(Dataset items)
━━━━━━━━━━━━━━━━
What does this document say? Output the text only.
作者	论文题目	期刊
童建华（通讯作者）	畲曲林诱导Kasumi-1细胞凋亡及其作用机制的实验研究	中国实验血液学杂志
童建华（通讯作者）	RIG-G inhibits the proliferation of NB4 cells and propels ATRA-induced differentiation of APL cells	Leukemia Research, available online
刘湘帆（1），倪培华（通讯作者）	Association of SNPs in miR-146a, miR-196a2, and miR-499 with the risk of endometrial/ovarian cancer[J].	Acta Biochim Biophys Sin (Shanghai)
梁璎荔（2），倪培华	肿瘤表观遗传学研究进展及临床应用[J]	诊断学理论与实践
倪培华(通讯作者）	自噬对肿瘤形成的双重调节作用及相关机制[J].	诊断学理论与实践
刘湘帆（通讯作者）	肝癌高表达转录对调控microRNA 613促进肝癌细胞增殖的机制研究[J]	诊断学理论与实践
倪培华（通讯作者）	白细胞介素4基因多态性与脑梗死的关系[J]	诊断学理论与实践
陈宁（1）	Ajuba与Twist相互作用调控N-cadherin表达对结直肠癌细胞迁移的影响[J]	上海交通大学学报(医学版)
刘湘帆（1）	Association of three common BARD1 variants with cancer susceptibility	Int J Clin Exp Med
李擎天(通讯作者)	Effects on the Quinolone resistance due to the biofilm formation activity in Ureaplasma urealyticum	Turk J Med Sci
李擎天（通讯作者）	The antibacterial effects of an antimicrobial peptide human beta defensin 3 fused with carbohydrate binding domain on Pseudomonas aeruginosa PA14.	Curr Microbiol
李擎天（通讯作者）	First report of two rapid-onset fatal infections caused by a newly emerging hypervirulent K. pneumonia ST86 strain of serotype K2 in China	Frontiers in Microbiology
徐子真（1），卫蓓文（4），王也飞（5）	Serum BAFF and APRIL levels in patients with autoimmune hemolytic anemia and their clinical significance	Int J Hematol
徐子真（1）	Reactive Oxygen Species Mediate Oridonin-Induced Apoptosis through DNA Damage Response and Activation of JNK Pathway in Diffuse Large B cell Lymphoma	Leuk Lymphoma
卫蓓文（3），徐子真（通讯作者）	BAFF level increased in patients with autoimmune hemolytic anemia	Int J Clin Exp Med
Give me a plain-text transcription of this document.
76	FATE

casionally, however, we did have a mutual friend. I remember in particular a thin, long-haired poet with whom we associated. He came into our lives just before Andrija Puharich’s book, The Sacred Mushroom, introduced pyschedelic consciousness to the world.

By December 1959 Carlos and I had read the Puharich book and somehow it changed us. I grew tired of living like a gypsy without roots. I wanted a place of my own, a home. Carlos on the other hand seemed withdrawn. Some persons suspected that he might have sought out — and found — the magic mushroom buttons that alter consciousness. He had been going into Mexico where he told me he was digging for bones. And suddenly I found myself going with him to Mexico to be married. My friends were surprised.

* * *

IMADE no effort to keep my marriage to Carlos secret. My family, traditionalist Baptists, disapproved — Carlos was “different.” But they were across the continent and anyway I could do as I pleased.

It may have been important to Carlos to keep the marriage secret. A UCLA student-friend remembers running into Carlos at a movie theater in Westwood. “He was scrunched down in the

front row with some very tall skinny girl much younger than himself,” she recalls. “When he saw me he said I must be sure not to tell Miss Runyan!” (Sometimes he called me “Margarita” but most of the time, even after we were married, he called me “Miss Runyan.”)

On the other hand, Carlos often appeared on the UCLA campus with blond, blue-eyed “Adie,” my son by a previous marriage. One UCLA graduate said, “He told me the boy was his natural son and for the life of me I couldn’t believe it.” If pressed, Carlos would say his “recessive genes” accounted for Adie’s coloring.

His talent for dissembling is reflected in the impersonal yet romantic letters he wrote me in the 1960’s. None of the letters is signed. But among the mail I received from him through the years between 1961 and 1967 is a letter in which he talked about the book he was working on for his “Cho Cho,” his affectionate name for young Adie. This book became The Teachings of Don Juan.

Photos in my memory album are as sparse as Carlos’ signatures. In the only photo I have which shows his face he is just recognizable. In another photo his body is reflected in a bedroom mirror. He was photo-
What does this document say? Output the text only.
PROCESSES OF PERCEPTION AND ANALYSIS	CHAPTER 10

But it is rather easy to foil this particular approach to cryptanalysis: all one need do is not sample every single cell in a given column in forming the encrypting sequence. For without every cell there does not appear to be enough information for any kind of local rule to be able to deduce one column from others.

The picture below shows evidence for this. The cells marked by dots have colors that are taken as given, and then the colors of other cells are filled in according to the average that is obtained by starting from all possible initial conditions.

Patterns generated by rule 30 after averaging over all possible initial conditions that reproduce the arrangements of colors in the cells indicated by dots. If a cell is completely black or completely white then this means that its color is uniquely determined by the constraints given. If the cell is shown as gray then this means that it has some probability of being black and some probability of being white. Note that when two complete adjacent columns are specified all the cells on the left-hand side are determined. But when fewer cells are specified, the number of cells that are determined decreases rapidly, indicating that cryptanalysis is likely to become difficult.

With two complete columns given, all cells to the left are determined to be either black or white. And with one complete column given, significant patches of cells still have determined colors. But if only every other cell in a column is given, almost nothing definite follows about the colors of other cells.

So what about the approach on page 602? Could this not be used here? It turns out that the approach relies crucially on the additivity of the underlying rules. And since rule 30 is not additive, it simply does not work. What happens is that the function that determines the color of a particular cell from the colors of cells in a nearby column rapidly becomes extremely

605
━━━━━━━━━━━━━━━━
Problem requirements: Report the lines above that contain "black".

Expected output:
Patterns generated by rule 30 after averaging over all possible initial conditions that reproduce the arrangements of colors in the cells indicated by dots. If a cell is completely black or completely white then this means that its color is uniquely determined by the constraints given. If the cell is shown as gray then this means that it has some probability of being black and some probability of being white. Note that when two complete adjacent columns are specified all the cells on the left-hand side are determined. But when fewer cells are specified, the number of cells that are determined decreases rapidly, indicating that cryptanalysis is likely to become difficult.
With two complete columns given, all cells to the left are determined to be either black or white. And with one complete column given, significant patches of cells still have determined colors. But if only every other cell in a column is given, almost nothing definite follows about the colors of other cells.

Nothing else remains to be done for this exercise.